• **Data lines**:
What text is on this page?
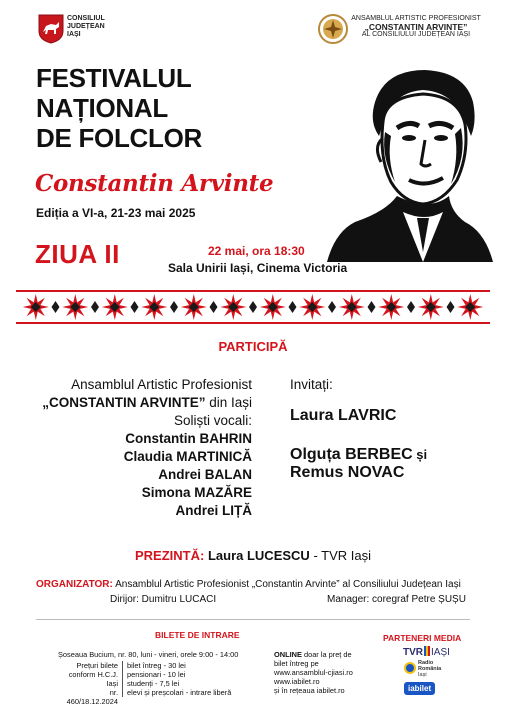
CONSILIUL
JUDEȚEAN
IAȘI
ANSAMBLUL ARTISTIC PROFESIONIST
„CONSTANTIN ARVINTE”
AL CONSILIULUI JUDEȚEAN IAȘI
FESTIVALUL
NAȚIONAL
DE FOLCLOR
Constantin Arvinte
Ediția a VI-a, 21-23 mai 2025
ZIUA II	22 mai, ora 18:30
Sala Unirii Iași, Cinema Victoria
PARTICIPĂ
Ansamblul Artistic Profesionist
„CONSTANTIN ARVINTE” din Iași
Soliști vocali:
Constantin BAHRIN
Claudia MARTINICĂ
Andrei BALAN
Simona MAZĂRE
Andrei LIȚĂ
Invitați:
Laura LAVRIC
Olguța BERBEC și
Remus NOVAC
PREZINTĂ: Laura LUCESCU - TVR Iași
ORGANIZATOR: Ansamblul Artistic Profesionist „Constantin Arvinte” al Consiliului Județean Iași
Dirijor: Dumitru LUCACI	Manager: coregraf Petre ȘUȘU
BILETE DE INTRARE
Șoseaua Bucium, nr. 80, luni - vineri, orele 9:00 - 14:00
Prețuri bilete
conform H.C.J. Iași
nr. 460/18.12.2024
bilet întreg - 30 lei
pensionari - 10 lei
studenți - 7,5 lei
elevi și preșcolari - intrare liberă
ONLINE doar la preț de
bilet întreg pe
www.ansamblul-cjiasi.ro
www.iabilet.ro
și în rețeaua iabilet.ro
PARTENERI MEDIA
TVR IAȘI
Radio
România
Iași
iabilet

• **Written task**:
Repeat all the records above exactly, leaving out any pictures.

• **Written answer**:
What text is on this page?
CONSILIUL
JUDEȚEAN
IAȘI
ANSAMBLUL ARTISTIC PROFESIONIST
„CONSTANTIN ARVINTE”
AL CONSILIULUI JUDEȚEAN IAȘI
FESTIVALUL
NAȚIONAL
DE FOLCLOR
Constantin Arvinte
Ediția a VI-a, 21-23 mai 2025
ZIUA II	22 mai, ora 18:30
Sala Unirii Iași, Cinema Victoria
PARTICIPĂ
Ansamblul Artistic Profesionist
„CONSTANTIN ARVINTE” din Iași
Soliști vocali:
Constantin BAHRIN
Claudia MARTINICĂ
Andrei BALAN
Simona MAZĂRE
Andrei LIȚĂ
Invitați:
Laura LAVRIC
Olguța BERBEC și
Remus NOVAC
PREZINTĂ: Laura LUCESCU - TVR Iași
ORGANIZATOR: Ansamblul Artistic Profesionist „Constantin Arvinte” al Consiliului Județean Iași
Dirijor: Dumitru LUCACI	Manager: coregraf Petre ȘUȘU
BILETE DE INTRARE
Șoseaua Bucium, nr. 80, luni - vineri, orele 9:00 - 14:00
Prețuri bilete
conform H.C.J. Iași
nr. 460/18.12.2024
bilet întreg - 30 lei
pensionari - 10 lei
studenți - 7,5 lei
elevi și preșcolari - intrare liberă
ONLINE doar la preț de
bilet întreg pe
www.ansamblul-cjiasi.ro
www.iabilet.ro
și în rețeaua iabilet.ro
PARTENERI MEDIA
TVR IAȘI
Radio
România
Iași
iabilet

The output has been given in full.